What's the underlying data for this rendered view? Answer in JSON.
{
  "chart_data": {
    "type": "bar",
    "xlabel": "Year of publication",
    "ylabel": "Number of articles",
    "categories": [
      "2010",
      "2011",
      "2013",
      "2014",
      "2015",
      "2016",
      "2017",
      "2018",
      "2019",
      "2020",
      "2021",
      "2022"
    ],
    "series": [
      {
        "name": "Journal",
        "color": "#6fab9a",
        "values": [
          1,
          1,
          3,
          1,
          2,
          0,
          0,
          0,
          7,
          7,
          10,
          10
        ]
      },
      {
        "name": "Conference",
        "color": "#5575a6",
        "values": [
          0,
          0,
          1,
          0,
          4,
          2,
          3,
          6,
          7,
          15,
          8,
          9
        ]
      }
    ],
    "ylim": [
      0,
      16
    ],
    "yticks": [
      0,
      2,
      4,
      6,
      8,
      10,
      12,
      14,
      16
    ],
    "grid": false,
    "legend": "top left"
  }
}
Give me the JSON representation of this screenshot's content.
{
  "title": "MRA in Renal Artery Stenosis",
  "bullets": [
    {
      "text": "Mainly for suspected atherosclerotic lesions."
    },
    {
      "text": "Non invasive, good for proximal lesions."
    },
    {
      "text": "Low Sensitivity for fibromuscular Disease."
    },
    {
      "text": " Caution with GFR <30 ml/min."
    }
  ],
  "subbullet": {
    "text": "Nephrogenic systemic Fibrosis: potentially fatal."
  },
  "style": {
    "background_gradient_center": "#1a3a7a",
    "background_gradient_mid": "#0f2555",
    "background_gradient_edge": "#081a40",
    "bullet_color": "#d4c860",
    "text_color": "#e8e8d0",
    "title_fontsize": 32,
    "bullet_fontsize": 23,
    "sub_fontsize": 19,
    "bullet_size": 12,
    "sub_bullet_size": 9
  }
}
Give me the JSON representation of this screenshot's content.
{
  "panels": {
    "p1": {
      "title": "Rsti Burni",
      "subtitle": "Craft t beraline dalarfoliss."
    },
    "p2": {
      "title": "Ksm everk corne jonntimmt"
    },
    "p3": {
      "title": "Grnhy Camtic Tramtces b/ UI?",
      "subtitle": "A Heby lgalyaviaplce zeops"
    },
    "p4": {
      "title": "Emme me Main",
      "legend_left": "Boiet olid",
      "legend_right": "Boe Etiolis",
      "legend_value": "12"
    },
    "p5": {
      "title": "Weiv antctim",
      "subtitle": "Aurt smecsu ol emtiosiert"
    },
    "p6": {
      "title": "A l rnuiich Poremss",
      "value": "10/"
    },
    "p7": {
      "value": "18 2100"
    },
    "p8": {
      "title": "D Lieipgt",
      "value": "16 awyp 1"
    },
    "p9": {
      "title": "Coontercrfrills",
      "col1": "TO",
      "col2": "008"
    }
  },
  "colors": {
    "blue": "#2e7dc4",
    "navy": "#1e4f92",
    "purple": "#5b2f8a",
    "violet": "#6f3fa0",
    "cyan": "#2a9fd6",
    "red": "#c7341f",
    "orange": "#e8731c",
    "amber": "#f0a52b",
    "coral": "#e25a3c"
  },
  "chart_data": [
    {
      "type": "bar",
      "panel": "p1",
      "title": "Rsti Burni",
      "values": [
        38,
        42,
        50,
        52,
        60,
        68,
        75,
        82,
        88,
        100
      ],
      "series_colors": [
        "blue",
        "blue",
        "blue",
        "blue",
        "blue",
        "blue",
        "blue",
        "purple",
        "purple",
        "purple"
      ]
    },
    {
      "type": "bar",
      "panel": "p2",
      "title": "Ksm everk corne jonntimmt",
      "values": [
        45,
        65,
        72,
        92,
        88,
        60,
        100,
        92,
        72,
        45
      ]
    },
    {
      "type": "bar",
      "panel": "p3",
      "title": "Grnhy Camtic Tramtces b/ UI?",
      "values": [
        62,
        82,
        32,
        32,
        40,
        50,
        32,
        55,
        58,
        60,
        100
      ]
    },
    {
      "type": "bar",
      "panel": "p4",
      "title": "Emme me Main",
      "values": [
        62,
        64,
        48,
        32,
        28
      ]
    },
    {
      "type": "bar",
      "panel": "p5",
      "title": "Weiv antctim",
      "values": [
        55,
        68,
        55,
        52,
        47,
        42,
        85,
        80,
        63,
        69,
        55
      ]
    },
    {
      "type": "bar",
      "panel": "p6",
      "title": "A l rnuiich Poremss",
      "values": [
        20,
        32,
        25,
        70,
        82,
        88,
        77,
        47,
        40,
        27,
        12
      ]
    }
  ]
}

++++++++

● **STATED GOAL**
Write out the complete set of records exactly as given.

● **IN RESPONSE**
What's the underlying data for this rendered view? Answer in JSON.
{
  "chart_data": {
    "type": "bar",
    "xlabel": "Year of publication",
    "ylabel": "Number of articles",
    "categories": [
      "2010",
      "2011",
      "2013",
      "2014",
      "2015",
      "2016",
      "2017",
      "2018",
      "2019",
      "2020",
      "2021",
      "2022"
    ],
    "series": [
      {
        "name": "Journal",
        "color": "#6fab9a",
        "values": [
          1,
          1,
          3,
          1,
          2,
          0,
          0,
          0,
          7,
          7,
          10,
          10
        ]
      },
      {
        "name": "Conference",
        "color": "#5575a6",
        "values": [
          0,
          0,
          1,
          0,
          4,
          2,
          3,
          6,
          7,
          15,
          8,
          9
        ]
      }
    ],
    "ylim": [
      0,
      16
    ],
    "yticks": [
      0,
      2,
      4,
      6,
      8,
      10,
      12,
      14,
      16
    ],
    "grid": false,
    "legend": "top left"
  }
}
Give me the JSON representation of this screenshot's content.
{
  "title": "MRA in Renal Artery Stenosis",
  "bullets": [
    {
      "text": "Mainly for suspected atherosclerotic lesions."
    },
    {
      "text": "Non invasive, good for proximal lesions."
    },
    {
      "text": "Low Sensitivity for fibromuscular Disease."
    },
    {
      "text": " Caution with GFR <30 ml/min."
    }
  ],
  "subbullet": {
    "text": "Nephrogenic systemic Fibrosis: potentially fatal."
  },
  "style": {
    "background_gradient_center": "#1a3a7a",
    "background_gradient_mid": "#0f2555",
    "background_gradient_edge": "#081a40",
    "bullet_color": "#d4c860",
    "text_color": "#e8e8d0",
    "title_fontsize": 32,
    "bullet_fontsize": 23,
    "sub_fontsize": 19,
    "bullet_size": 12,
    "sub_bullet_size": 9
  }
}
Give me the JSON representation of this screenshot's content.
{
  "panels": {
    "p1": {
      "title": "Rsti Burni",
      "subtitle": "Craft t beraline dalarfoliss."
    },
    "p2": {
      "title": "Ksm everk corne jonntimmt"
    },
    "p3": {
      "title": "Grnhy Camtic Tramtces b/ UI?",
      "subtitle": "A Heby lgalyaviaplce zeops"
    },
    "p4": {
      "title": "Emme me Main",
      "legend_left": "Boiet olid",
      "legend_right": "Boe Etiolis",
      "legend_value": "12"
    },
    "p5": {
      "title": "Weiv antctim",
      "subtitle": "Aurt smecsu ol emtiosiert"
    },
    "p6": {
      "title": "A l rnuiich Poremss",
      "value": "10/"
    },
    "p7": {
      "value": "18 2100"
    },
    "p8": {
      "title": "D Lieipgt",
      "value": "16 awyp 1"
    },
    "p9": {
      "title": "Coontercrfrills",
      "col1": "TO",
      "col2": "008"
    }
  },
  "colors": {
    "blue": "#2e7dc4",
    "navy": "#1e4f92",
    "purple": "#5b2f8a",
    "violet": "#6f3fa0",
    "cyan": "#2a9fd6",
    "red": "#c7341f",
    "orange": "#e8731c",
    "amber": "#f0a52b",
    "coral": "#e25a3c"
  },
  "chart_data": [
    {
      "type": "bar",
      "panel": "p1",
      "title": "Rsti Burni",
      "values": [
        38,
        42,
        50,
        52,
        60,
        68,
        75,
        82,
        88,
        100
      ],
      "series_colors": [
        "blue",
        "blue",
        "blue",
        "blue",
        "blue",
        "blue",
        "blue",
        "purple",
        "purple",
        "purple"
      ]
    },
    {
      "type": "bar",
      "panel": "p2",
      "title": "Ksm everk corne jonntimmt",
      "values": [
        45,
        65,
        72,
        92,
        88,
        60,
        100,
        92,
        72,
        45
      ]
    },
    {
      "type": "bar",
      "panel": "p3",
      "title": "Grnhy Camtic Tramtces b/ UI?",
      "values": [
        62,
        82,
        32,
        32,
        40,
        50,
        32,
        55,
        58,
        60,
        100
      ]
    },
    {
      "type": "bar",
      "panel": "p4",
      "title": "Emme me Main",
      "values": [
        62,
        64,
        48,
        32,
        28
      ]
    },
    {
      "type": "bar",
      "panel": "p5",
      "title": "Weiv antctim",
      "values": [
        55,
        68,
        55,
        52,
        47,
        42,
        85,
        80,
        63,
        69,
        55
      ]
    },
    {
      "type": "bar",
      "panel": "p6",
      "title": "A l rnuiich Poremss",
      "values": [
        20,
        32,
        25,
        70,
        82,
        88,
        77,
        47,
        40,
        27,
        12
      ]
    }
  ]
}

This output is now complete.